- Work instruction
Please state how many lines in the records below contain the word "text", giving only the number.

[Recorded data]
BEGIN

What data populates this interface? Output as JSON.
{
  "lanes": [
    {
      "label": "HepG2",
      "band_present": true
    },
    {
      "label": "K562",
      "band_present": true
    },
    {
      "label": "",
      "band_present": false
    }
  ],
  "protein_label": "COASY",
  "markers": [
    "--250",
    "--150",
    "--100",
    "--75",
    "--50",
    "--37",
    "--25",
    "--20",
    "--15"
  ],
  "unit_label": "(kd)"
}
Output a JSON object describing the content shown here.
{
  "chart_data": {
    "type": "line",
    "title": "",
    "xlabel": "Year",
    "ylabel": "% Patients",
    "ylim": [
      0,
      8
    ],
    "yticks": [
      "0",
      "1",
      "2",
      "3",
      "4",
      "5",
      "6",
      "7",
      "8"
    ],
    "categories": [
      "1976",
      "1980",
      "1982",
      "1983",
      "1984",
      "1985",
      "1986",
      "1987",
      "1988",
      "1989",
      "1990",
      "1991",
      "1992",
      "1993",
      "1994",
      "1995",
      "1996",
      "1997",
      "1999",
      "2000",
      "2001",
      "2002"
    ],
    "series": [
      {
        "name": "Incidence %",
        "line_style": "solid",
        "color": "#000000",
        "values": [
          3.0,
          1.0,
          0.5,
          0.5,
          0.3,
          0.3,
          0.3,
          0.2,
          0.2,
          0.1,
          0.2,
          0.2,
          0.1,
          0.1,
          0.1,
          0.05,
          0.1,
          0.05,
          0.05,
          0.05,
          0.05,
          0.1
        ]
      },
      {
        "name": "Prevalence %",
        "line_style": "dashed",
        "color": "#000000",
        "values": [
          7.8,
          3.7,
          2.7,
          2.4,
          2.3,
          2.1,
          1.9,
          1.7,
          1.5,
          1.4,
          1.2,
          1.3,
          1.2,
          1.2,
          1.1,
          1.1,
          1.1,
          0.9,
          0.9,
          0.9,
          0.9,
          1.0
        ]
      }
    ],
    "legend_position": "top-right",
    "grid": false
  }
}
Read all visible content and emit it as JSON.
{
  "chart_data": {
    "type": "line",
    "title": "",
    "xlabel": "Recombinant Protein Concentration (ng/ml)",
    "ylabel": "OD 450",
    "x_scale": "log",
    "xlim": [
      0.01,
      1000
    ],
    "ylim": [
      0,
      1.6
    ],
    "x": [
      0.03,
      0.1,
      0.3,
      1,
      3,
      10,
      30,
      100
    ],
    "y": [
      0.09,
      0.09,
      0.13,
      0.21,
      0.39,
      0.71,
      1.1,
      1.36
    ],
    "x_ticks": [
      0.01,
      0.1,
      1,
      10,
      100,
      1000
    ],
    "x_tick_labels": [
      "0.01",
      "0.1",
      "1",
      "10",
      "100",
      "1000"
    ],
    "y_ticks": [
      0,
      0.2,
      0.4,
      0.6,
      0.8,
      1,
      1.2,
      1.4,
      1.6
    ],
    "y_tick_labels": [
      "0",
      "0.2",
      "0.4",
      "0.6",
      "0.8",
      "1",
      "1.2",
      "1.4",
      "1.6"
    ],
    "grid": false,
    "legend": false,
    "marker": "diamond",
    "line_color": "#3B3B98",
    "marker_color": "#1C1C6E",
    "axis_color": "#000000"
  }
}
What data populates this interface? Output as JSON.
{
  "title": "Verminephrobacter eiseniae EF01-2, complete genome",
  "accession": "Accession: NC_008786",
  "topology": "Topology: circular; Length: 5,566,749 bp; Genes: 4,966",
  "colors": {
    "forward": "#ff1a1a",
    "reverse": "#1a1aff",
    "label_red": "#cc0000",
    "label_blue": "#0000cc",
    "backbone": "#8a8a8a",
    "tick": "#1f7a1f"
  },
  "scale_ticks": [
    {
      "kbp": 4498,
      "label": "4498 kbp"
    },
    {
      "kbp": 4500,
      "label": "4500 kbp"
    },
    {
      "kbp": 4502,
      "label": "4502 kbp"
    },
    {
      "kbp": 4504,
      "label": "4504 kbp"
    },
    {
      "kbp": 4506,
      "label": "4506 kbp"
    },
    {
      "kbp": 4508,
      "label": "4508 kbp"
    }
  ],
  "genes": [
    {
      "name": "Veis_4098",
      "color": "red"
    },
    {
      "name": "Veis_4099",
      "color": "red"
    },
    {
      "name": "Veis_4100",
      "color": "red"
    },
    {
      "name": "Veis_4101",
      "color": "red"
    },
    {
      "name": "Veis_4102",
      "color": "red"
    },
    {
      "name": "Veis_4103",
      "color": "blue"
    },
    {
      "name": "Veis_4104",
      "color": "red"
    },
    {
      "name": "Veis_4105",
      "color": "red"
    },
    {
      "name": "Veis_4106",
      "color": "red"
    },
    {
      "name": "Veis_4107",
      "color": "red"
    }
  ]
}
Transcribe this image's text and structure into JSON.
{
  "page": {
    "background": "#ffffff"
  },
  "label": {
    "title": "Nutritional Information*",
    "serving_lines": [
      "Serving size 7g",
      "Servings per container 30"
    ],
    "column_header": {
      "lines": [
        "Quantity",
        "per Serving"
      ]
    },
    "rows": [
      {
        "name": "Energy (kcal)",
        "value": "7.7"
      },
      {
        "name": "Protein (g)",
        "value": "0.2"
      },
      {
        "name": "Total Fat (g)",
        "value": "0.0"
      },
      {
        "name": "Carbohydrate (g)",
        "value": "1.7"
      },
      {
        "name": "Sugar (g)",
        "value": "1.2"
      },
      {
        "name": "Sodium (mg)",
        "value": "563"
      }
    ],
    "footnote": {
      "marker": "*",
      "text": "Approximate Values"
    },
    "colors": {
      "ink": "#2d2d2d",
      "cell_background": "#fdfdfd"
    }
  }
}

END

- Finished exercise
2